[Stored data entries]
════════════════

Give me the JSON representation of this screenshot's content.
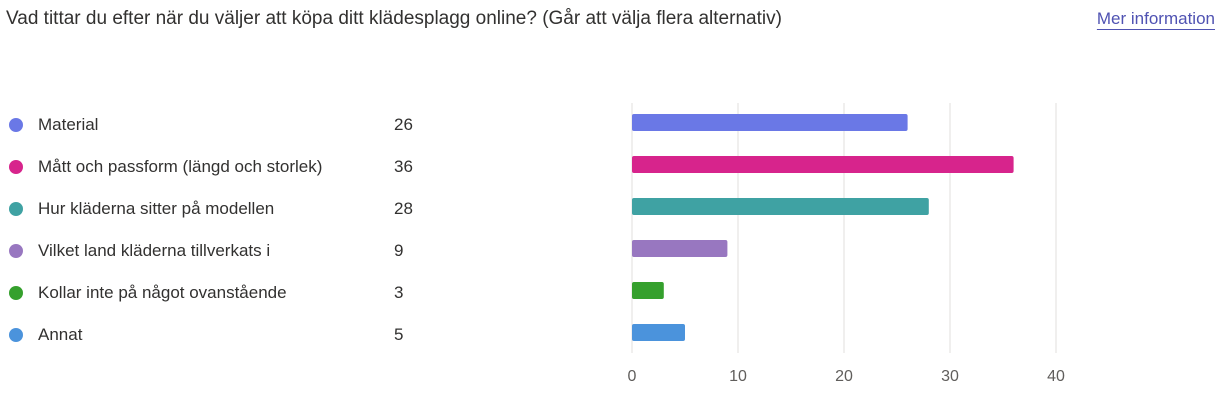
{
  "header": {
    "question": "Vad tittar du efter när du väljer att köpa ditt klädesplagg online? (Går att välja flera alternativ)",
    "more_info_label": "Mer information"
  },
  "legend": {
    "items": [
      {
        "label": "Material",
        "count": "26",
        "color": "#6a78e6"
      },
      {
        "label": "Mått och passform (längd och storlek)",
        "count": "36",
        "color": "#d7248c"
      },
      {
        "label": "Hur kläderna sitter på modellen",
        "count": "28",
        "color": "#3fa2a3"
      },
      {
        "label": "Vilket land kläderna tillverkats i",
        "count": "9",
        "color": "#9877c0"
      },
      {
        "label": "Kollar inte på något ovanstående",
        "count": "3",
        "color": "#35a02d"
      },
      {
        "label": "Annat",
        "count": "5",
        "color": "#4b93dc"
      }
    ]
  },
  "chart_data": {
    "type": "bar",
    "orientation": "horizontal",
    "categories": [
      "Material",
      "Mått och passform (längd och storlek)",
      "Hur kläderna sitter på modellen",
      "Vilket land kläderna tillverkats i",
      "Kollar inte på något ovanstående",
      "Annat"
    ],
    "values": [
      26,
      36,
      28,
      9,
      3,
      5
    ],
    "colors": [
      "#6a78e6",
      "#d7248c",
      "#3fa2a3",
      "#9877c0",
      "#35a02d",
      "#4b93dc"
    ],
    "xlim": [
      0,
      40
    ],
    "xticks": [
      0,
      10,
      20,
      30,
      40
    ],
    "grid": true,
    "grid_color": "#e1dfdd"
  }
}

════════════════

__EXERCISE DETAILS__: Transcribe the listing in full and omit the pictures.

__OUTPUT FOR THIS EXERCISE__:
Give me the JSON representation of this screenshot's content.
{
  "header": {
    "question": "Vad tittar du efter när du väljer att köpa ditt klädesplagg online? (Går att välja flera alternativ)",
    "more_info_label": "Mer information"
  },
  "legend": {
    "items": [
      {
        "label": "Material",
        "count": "26",
        "color": "#6a78e6"
      },
      {
        "label": "Mått och passform (längd och storlek)",
        "count": "36",
        "color": "#d7248c"
      },
      {
        "label": "Hur kläderna sitter på modellen",
        "count": "28",
        "color": "#3fa2a3"
      },
      {
        "label": "Vilket land kläderna tillverkats i",
        "count": "9",
        "color": "#9877c0"
      },
      {
        "label": "Kollar inte på något ovanstående",
        "count": "3",
        "color": "#35a02d"
      },
      {
        "label": "Annat",
        "count": "5",
        "color": "#4b93dc"
      }
    ]
  },
  "chart_data": {
    "type": "bar",
    "orientation": "horizontal",
    "categories": [
      "Material",
      "Mått och passform (längd och storlek)",
      "Hur kläderna sitter på modellen",
      "Vilket land kläderna tillverkats i",
      "Kollar inte på något ovanstående",
      "Annat"
    ],
    "values": [
      26,
      36,
      28,
      9,
      3,
      5
    ],
    "colors": [
      "#6a78e6",
      "#d7248c",
      "#3fa2a3",
      "#9877c0",
      "#35a02d",
      "#4b93dc"
    ],
    "xlim": [
      0,
      40
    ],
    "xticks": [
      0,
      10,
      20,
      30,
      40
    ],
    "grid": true,
    "grid_color": "#e1dfdd"
  }
}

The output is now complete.